__YOUR GOAL__. Each line containing the word "index" should be found and copied.

(Dataset rows about figures)

(begin)

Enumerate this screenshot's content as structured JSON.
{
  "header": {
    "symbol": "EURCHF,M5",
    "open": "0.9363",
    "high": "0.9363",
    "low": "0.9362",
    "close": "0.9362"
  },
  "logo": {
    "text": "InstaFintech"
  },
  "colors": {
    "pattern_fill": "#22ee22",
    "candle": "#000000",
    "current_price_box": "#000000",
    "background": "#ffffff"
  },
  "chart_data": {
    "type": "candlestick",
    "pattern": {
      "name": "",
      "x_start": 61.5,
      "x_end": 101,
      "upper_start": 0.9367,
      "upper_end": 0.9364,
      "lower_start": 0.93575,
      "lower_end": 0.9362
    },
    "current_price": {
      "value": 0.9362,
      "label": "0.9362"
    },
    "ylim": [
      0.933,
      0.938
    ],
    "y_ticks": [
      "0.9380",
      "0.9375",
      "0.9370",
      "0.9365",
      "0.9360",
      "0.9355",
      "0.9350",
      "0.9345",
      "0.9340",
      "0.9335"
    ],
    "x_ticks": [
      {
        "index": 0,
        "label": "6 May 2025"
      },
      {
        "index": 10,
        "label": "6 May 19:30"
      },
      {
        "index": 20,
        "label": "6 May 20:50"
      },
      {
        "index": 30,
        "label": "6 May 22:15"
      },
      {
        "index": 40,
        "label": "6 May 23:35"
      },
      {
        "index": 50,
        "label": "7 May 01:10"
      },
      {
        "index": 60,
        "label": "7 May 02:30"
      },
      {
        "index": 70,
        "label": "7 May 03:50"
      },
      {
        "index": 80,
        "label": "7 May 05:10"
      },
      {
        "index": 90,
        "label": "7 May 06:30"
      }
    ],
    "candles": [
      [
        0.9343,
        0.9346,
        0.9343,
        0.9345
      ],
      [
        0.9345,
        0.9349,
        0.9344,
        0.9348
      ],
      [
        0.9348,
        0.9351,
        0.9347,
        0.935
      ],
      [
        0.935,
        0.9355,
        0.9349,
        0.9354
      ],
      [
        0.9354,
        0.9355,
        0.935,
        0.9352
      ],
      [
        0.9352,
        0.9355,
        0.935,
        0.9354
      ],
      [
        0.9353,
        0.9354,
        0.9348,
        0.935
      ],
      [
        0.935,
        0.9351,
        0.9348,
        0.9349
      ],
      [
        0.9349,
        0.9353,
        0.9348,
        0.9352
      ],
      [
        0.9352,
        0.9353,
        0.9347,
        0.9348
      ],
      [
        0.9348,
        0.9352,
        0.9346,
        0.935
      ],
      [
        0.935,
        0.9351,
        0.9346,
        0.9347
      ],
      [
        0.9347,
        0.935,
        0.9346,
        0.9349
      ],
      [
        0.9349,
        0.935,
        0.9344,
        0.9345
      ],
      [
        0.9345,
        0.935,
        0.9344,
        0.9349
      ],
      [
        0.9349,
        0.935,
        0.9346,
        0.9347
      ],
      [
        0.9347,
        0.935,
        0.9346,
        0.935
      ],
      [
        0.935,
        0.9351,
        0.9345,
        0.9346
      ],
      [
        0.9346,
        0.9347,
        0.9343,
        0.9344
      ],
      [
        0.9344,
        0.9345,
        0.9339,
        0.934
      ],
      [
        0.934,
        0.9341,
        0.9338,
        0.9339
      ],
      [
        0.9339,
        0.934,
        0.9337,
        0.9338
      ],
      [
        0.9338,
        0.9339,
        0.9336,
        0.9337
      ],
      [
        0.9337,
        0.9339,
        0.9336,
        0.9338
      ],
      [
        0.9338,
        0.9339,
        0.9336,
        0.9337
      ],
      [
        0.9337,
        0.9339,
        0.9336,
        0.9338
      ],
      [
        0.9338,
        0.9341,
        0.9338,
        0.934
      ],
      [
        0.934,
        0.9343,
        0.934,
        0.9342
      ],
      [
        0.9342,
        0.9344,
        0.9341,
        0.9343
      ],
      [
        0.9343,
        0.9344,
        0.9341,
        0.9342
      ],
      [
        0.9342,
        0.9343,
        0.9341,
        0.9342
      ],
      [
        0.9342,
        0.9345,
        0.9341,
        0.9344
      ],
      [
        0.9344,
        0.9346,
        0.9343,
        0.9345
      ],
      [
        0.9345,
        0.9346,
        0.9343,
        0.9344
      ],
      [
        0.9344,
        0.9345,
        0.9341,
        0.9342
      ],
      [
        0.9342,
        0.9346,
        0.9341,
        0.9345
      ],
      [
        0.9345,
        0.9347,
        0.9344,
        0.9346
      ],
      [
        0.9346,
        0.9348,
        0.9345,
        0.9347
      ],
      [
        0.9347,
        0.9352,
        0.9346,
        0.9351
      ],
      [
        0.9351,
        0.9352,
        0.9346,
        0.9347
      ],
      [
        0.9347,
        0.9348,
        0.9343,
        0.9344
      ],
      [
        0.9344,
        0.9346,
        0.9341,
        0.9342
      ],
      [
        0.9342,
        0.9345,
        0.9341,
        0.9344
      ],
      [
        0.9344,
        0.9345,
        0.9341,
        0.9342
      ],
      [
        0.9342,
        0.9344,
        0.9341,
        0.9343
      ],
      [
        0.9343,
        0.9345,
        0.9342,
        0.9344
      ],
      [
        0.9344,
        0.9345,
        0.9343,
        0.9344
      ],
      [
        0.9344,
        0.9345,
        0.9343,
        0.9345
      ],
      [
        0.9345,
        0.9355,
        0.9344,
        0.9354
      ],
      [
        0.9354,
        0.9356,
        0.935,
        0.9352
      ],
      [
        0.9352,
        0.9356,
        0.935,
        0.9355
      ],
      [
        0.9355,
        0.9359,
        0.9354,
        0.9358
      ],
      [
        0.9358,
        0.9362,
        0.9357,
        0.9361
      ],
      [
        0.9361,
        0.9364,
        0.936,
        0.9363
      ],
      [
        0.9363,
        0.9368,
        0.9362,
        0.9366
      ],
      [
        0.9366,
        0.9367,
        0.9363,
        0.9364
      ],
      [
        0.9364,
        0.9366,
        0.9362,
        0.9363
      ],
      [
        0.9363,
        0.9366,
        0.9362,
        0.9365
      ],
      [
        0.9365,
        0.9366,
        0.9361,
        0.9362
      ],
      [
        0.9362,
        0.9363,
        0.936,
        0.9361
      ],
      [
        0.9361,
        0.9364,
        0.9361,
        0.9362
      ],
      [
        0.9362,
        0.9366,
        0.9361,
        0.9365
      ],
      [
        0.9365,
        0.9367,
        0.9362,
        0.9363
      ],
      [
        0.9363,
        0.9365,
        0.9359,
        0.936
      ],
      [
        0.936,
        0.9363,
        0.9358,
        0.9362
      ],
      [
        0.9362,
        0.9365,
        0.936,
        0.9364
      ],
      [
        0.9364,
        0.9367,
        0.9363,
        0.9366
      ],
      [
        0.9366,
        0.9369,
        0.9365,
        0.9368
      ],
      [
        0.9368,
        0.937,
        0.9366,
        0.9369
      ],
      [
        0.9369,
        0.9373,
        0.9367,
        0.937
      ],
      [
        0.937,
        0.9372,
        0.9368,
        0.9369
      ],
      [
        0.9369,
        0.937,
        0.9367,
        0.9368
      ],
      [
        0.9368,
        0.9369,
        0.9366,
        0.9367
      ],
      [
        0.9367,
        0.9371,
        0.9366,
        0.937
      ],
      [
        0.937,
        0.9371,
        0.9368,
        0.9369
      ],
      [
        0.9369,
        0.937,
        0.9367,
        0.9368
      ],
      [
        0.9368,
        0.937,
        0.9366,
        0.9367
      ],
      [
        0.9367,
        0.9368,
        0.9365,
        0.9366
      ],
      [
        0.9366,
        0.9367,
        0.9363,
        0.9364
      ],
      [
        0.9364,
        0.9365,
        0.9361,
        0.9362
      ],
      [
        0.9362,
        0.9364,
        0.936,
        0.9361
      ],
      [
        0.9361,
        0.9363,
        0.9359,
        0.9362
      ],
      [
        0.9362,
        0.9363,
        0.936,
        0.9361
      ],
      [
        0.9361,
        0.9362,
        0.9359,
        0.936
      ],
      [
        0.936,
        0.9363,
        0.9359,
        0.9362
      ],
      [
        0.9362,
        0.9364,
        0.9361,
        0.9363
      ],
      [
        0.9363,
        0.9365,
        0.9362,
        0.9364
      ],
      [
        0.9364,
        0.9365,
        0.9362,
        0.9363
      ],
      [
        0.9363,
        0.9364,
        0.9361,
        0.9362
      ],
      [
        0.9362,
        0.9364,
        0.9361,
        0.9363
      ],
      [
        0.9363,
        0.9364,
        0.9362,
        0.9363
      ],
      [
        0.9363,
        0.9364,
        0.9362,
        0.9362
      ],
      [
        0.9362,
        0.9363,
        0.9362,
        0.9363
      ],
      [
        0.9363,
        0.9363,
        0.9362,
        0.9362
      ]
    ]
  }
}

(end)

__THE SOLUTION__.
        "index": 0,
        "index": 10,
        "index": 20,
        "index": 30,
        "index": 40,
        "index": 50,
        "index": 60,
        "index": 70,
        "index": 80,
        "index": 90,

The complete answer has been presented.